** start Listing **

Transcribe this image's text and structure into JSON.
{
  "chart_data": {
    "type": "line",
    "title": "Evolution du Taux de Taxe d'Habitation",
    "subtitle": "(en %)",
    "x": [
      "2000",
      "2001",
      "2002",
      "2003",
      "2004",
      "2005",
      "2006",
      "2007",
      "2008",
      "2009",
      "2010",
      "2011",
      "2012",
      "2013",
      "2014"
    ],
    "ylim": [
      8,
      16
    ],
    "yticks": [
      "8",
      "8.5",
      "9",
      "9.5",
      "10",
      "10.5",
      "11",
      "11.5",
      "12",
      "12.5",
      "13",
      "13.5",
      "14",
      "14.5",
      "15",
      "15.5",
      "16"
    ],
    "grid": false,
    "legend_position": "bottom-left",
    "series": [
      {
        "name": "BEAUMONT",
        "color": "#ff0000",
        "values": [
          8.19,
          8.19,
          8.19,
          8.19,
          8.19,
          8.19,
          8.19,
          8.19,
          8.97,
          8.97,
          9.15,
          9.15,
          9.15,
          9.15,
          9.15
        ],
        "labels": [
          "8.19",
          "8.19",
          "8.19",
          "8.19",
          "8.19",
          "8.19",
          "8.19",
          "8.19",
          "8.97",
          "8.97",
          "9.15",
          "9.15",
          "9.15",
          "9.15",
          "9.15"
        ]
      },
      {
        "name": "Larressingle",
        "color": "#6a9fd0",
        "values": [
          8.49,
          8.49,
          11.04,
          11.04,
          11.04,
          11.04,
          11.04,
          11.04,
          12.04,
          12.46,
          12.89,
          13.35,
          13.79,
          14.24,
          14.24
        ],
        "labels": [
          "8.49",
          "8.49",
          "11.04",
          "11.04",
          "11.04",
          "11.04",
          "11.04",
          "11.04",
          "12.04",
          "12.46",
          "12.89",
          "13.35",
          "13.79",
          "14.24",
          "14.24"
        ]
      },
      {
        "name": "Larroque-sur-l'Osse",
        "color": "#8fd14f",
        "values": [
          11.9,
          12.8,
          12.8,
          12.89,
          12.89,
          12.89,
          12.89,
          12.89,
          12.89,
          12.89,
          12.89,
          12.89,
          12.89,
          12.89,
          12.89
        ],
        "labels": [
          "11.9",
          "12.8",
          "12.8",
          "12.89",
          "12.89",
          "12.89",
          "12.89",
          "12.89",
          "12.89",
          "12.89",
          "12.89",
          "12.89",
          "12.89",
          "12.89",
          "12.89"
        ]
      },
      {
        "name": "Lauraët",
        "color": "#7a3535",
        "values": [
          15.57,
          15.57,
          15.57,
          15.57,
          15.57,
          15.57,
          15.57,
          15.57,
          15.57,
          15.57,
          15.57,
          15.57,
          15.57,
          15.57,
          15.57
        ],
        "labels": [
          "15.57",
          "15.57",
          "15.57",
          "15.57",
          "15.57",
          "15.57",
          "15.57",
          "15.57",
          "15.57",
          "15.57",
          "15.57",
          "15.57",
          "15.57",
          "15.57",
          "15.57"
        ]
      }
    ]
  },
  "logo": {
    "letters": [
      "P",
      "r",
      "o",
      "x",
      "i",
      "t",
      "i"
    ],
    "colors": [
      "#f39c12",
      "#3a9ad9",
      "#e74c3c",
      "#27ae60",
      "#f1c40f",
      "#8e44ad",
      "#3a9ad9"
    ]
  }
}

** end Listing **

◆ Problem to work on
Find the word "name" in the data and copy out each line where it turns up.

◆ Exercise result
        "name": "BEAUMONT",
        "name": "Larressingle",
        "name": "Larroque-sur-l'Osse",
        "name": "Lauraët",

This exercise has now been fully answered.